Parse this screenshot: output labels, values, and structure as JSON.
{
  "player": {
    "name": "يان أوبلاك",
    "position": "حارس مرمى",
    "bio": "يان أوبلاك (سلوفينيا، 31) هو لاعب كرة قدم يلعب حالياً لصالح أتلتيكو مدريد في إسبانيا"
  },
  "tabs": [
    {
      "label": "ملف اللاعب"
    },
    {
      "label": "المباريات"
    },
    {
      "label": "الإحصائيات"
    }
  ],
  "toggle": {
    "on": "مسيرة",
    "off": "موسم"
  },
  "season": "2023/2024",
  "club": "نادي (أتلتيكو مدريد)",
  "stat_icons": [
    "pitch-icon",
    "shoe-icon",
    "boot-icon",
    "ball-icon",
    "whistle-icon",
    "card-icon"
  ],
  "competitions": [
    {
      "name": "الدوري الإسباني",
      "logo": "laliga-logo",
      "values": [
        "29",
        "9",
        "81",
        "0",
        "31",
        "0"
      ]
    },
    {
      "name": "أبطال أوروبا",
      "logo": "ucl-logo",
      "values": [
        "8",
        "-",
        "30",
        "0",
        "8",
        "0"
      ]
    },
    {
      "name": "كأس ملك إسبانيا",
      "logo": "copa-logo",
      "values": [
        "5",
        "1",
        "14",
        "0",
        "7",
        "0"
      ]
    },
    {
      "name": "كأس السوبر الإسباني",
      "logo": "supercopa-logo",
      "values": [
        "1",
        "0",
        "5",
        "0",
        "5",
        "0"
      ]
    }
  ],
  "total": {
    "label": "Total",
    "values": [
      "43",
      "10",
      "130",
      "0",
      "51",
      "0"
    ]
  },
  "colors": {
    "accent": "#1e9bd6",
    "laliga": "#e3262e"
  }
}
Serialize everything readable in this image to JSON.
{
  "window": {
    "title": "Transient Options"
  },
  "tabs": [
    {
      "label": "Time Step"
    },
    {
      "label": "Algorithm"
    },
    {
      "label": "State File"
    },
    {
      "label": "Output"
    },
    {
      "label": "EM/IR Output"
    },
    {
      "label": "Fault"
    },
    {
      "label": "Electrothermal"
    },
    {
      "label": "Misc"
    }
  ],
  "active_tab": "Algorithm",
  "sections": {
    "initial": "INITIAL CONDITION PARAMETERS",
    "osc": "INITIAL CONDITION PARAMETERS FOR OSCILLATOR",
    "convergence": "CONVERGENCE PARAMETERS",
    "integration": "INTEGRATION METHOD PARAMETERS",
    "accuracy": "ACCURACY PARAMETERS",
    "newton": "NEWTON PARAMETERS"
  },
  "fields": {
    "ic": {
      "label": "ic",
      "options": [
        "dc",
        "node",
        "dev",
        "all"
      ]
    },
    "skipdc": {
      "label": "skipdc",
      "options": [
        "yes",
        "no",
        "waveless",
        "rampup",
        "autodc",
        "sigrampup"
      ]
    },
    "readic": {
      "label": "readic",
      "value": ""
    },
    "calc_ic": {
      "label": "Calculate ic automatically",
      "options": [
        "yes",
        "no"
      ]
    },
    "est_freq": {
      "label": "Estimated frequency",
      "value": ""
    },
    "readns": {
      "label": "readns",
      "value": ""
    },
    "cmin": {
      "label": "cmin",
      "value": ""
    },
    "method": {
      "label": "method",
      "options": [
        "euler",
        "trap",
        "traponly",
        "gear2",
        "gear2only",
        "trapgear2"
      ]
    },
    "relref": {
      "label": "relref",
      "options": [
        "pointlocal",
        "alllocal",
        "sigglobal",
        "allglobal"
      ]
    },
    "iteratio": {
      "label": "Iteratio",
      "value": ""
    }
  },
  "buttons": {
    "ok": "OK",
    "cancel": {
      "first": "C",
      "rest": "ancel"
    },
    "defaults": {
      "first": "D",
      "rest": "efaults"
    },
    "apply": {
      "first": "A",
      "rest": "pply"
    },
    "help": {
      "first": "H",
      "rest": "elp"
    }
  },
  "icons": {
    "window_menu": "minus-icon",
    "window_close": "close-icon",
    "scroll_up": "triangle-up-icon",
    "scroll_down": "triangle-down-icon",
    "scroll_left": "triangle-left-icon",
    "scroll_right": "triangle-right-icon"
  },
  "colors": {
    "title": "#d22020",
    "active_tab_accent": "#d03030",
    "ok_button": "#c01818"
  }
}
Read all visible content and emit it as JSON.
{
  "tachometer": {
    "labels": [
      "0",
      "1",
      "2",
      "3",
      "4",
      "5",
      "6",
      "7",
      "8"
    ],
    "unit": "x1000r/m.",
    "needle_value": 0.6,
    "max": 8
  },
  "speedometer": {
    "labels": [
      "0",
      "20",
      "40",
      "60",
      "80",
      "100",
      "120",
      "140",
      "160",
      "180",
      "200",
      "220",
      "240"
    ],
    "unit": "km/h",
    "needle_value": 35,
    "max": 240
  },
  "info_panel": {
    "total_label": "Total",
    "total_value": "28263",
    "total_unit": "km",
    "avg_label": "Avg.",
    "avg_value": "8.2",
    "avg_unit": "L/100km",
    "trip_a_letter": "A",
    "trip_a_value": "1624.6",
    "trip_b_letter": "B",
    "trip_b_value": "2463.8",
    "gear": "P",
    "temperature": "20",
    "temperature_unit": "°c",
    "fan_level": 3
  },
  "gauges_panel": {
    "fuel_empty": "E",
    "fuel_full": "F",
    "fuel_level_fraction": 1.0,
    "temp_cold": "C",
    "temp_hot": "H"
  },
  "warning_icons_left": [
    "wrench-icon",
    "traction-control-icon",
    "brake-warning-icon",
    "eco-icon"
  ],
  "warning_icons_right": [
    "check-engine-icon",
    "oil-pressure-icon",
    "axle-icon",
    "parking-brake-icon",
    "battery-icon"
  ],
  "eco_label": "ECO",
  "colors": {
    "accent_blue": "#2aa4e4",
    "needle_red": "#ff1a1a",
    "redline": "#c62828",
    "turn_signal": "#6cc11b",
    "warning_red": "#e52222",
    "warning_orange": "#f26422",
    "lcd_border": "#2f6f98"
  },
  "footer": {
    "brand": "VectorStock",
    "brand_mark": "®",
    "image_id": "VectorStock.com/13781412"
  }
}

# INSTRUCTIONS TO FOLLOW
The data above must be returned in full, exactly as written.

# COMPLETED EXERCISE
Parse this screenshot: output labels, values, and structure as JSON.
{
  "player": {
    "name": "يان أوبلاك",
    "position": "حارس مرمى",
    "bio": "يان أوبلاك (سلوفينيا، 31) هو لاعب كرة قدم يلعب حالياً لصالح أتلتيكو مدريد في إسبانيا"
  },
  "tabs": [
    {
      "label": "ملف اللاعب"
    },
    {
      "label": "المباريات"
    },
    {
      "label": "الإحصائيات"
    }
  ],
  "toggle": {
    "on": "مسيرة",
    "off": "موسم"
  },
  "season": "2023/2024",
  "club": "نادي (أتلتيكو مدريد)",
  "stat_icons": [
    "pitch-icon",
    "shoe-icon",
    "boot-icon",
    "ball-icon",
    "whistle-icon",
    "card-icon"
  ],
  "competitions": [
    {
      "name": "الدوري الإسباني",
      "logo": "laliga-logo",
      "values": [
        "29",
        "9",
        "81",
        "0",
        "31",
        "0"
      ]
    },
    {
      "name": "أبطال أوروبا",
      "logo": "ucl-logo",
      "values": [
        "8",
        "-",
        "30",
        "0",
        "8",
        "0"
      ]
    },
    {
      "name": "كأس ملك إسبانيا",
      "logo": "copa-logo",
      "values": [
        "5",
        "1",
        "14",
        "0",
        "7",
        "0"
      ]
    },
    {
      "name": "كأس السوبر الإسباني",
      "logo": "supercopa-logo",
      "values": [
        "1",
        "0",
        "5",
        "0",
        "5",
        "0"
      ]
    }
  ],
  "total": {
    "label": "Total",
    "values": [
      "43",
      "10",
      "130",
      "0",
      "51",
      "0"
    ]
  },
  "colors": {
    "accent": "#1e9bd6",
    "laliga": "#e3262e"
  }
}
Serialize everything readable in this image to JSON.
{
  "window": {
    "title": "Transient Options"
  },
  "tabs": [
    {
      "label": "Time Step"
    },
    {
      "label": "Algorithm"
    },
    {
      "label": "State File"
    },
    {
      "label": "Output"
    },
    {
      "label": "EM/IR Output"
    },
    {
      "label": "Fault"
    },
    {
      "label": "Electrothermal"
    },
    {
      "label": "Misc"
    }
  ],
  "active_tab": "Algorithm",
  "sections": {
    "initial": "INITIAL CONDITION PARAMETERS",
    "osc": "INITIAL CONDITION PARAMETERS FOR OSCILLATOR",
    "convergence": "CONVERGENCE PARAMETERS",
    "integration": "INTEGRATION METHOD PARAMETERS",
    "accuracy": "ACCURACY PARAMETERS",
    "newton": "NEWTON PARAMETERS"
  },
  "fields": {
    "ic": {
      "label": "ic",
      "options": [
        "dc",
        "node",
        "dev",
        "all"
      ]
    },
    "skipdc": {
      "label": "skipdc",
      "options": [
        "yes",
        "no",
        "waveless",
        "rampup",
        "autodc",
        "sigrampup"
      ]
    },
    "readic": {
      "label": "readic",
      "value": ""
    },
    "calc_ic": {
      "label": "Calculate ic automatically",
      "options": [
        "yes",
        "no"
      ]
    },
    "est_freq": {
      "label": "Estimated frequency",
      "value": ""
    },
    "readns": {
      "label": "readns",
      "value": ""
    },
    "cmin": {
      "label": "cmin",
      "value": ""
    },
    "method": {
      "label": "method",
      "options": [
        "euler",
        "trap",
        "traponly",
        "gear2",
        "gear2only",
        "trapgear2"
      ]
    },
    "relref": {
      "label": "relref",
      "options": [
        "pointlocal",
        "alllocal",
        "sigglobal",
        "allglobal"
      ]
    },
    "iteratio": {
      "label": "Iteratio",
      "value": ""
    }
  },
  "buttons": {
    "ok": "OK",
    "cancel": {
      "first": "C",
      "rest": "ancel"
    },
    "defaults": {
      "first": "D",
      "rest": "efaults"
    },
    "apply": {
      "first": "A",
      "rest": "pply"
    },
    "help": {
      "first": "H",
      "rest": "elp"
    }
  },
  "icons": {
    "window_menu": "minus-icon",
    "window_close": "close-icon",
    "scroll_up": "triangle-up-icon",
    "scroll_down": "triangle-down-icon",
    "scroll_left": "triangle-left-icon",
    "scroll_right": "triangle-right-icon"
  },
  "colors": {
    "title": "#d22020",
    "active_tab_accent": "#d03030",
    "ok_button": "#c01818"
  }
}
Read all visible content and emit it as JSON.
{
  "tachometer": {
    "labels": [
      "0",
      "1",
      "2",
      "3",
      "4",
      "5",
      "6",
      "7",
      "8"
    ],
    "unit": "x1000r/m.",
    "needle_value": 0.6,
    "max": 8
  },
  "speedometer": {
    "labels": [
      "0",
      "20",
      "40",
      "60",
      "80",
      "100",
      "120",
      "140",
      "160",
      "180",
      "200",
      "220",
      "240"
    ],
    "unit": "km/h",
    "needle_value": 35,
    "max": 240
  },
  "info_panel": {
    "total_label": "Total",
    "total_value": "28263",
    "total_unit": "km",
    "avg_label": "Avg.",
    "avg_value": "8.2",
    "avg_unit": "L/100km",
    "trip_a_letter": "A",
    "trip_a_value": "1624.6",
    "trip_b_letter": "B",
    "trip_b_value": "2463.8",
    "gear": "P",
    "temperature": "20",
    "temperature_unit": "°c",
    "fan_level": 3
  },
  "gauges_panel": {
    "fuel_empty": "E",
    "fuel_full": "F",
    "fuel_level_fraction": 1.0,
    "temp_cold": "C",
    "temp_hot": "H"
  },
  "warning_icons_left": [
    "wrench-icon",
    "traction-control-icon",
    "brake-warning-icon",
    "eco-icon"
  ],
  "warning_icons_right": [
    "check-engine-icon",
    "oil-pressure-icon",
    "axle-icon",
    "parking-brake-icon",
    "battery-icon"
  ],
  "eco_label": "ECO",
  "colors": {
    "accent_blue": "#2aa4e4",
    "needle_red": "#ff1a1a",
    "redline": "#c62828",
    "turn_signal": "#6cc11b",
    "warning_red": "#e52222",
    "warning_orange": "#f26422",
    "lcd_border": "#2f6f98"
  },
  "footer": {
    "brand": "VectorStock",
    "brand_mark": "®",
    "image_id": "VectorStock.com/13781412"
  }
}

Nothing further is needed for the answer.